Stored data entries
■ ■ ■ ■ ■
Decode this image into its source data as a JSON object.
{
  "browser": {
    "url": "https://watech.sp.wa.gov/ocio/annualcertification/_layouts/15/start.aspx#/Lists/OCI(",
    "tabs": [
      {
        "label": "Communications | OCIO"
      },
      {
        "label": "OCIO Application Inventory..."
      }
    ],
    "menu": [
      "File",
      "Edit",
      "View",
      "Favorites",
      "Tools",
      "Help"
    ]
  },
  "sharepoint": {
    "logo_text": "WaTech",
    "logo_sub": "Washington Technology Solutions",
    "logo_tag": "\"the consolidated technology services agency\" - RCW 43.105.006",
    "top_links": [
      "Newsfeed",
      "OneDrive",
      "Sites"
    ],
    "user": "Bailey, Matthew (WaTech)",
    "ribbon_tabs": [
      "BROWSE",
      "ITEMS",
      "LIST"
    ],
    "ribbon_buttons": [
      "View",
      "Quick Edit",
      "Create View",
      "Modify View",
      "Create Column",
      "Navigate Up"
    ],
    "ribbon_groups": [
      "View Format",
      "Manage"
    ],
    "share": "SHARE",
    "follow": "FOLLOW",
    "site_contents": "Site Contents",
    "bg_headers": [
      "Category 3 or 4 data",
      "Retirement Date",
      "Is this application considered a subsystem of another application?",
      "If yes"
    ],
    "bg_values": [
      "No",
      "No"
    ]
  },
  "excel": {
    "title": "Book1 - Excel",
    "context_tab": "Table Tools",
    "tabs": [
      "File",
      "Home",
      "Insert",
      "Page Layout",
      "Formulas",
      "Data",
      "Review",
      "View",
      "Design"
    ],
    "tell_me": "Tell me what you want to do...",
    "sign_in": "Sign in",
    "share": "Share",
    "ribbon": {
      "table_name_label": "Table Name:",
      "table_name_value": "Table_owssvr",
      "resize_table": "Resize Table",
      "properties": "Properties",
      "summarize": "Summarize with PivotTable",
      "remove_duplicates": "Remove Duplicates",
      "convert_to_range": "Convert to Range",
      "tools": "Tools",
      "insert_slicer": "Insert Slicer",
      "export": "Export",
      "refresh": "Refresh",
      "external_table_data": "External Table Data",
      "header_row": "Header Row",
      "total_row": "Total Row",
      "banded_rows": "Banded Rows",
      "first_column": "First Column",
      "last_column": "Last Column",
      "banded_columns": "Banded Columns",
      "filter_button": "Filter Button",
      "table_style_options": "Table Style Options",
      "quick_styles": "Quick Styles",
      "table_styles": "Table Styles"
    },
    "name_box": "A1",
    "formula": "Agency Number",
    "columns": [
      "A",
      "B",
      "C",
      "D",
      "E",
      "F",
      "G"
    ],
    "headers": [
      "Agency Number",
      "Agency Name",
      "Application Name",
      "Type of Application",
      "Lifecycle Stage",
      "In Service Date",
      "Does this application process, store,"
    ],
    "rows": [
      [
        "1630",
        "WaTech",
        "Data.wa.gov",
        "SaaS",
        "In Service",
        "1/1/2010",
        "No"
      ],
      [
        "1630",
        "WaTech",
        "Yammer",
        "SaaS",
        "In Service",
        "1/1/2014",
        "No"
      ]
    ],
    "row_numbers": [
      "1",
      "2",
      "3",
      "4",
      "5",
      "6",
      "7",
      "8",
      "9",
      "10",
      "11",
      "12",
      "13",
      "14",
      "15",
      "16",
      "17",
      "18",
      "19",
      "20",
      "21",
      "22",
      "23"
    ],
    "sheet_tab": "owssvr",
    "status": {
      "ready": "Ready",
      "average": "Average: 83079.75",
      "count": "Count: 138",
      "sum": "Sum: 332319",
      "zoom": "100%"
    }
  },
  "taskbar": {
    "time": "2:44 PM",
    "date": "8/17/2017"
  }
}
■ ■ ■ ■ ■
Pull out every line of the records above that contains the word "Tools".

■ Task response:
      "Tools",
    "context_tab": "Table Tools",
      "tools": "Tools",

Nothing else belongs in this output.